Begin Material shown

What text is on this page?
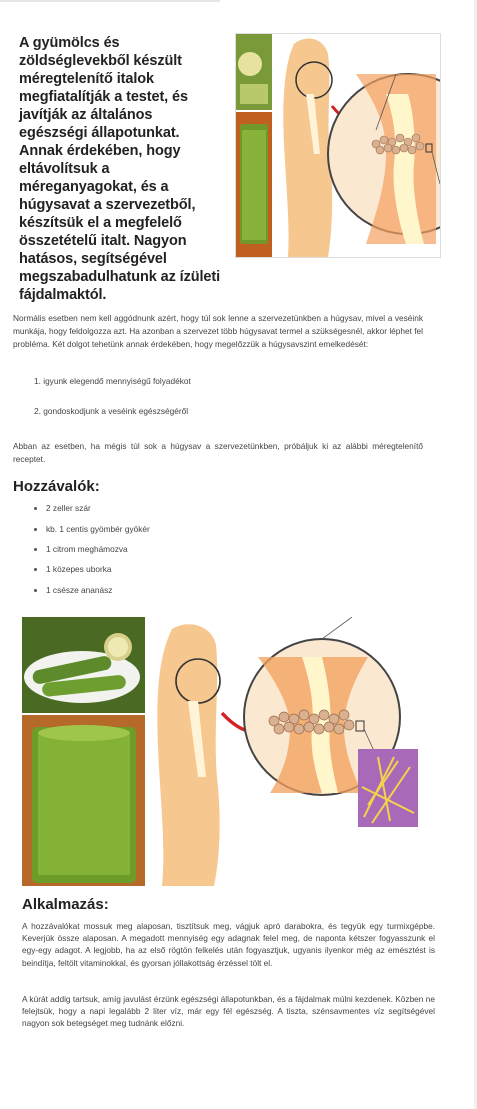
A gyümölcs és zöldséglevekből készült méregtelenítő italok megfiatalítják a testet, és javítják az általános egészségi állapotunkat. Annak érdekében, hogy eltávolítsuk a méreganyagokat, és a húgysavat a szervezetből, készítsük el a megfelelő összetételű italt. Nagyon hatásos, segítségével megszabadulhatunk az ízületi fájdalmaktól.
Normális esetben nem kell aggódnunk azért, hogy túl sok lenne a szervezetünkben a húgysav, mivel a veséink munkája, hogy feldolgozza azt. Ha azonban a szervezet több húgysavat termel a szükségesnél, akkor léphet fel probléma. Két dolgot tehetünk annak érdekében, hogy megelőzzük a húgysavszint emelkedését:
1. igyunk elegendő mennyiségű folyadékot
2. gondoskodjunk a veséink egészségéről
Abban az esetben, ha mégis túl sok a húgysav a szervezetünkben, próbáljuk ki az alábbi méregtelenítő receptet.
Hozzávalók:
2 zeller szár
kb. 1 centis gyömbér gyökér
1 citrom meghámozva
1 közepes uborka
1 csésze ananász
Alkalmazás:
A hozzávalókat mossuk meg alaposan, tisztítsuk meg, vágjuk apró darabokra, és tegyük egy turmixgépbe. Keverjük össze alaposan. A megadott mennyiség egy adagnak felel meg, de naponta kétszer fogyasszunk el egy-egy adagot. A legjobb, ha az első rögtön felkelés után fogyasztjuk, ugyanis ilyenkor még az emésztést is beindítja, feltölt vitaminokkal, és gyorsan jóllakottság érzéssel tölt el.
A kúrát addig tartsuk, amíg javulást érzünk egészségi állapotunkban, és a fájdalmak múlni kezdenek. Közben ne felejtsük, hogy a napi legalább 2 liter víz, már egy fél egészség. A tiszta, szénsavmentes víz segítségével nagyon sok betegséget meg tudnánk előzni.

End Material shown

:: Prompt ::
Gather all lines with the string "szervezetünkben" from the data.

:: Full output ::
Normális esetben nem kell aggódnunk azért, hogy túl sok lenne a szervezetünkben a húgysav, mivel a veséink munkája, hogy feldolgozza azt. Ha azonban a szervezet több húgysavat termel a szükségesnél, akkor léphet fel probléma. Két dolgot tehetünk annak érdekében, hogy megelőzzük a húgysavszint emelkedését:
Abban az esetben, ha mégis túl sok a húgysav a szervezetünkben, próbáljuk ki az alábbi méregtelenítő receptet.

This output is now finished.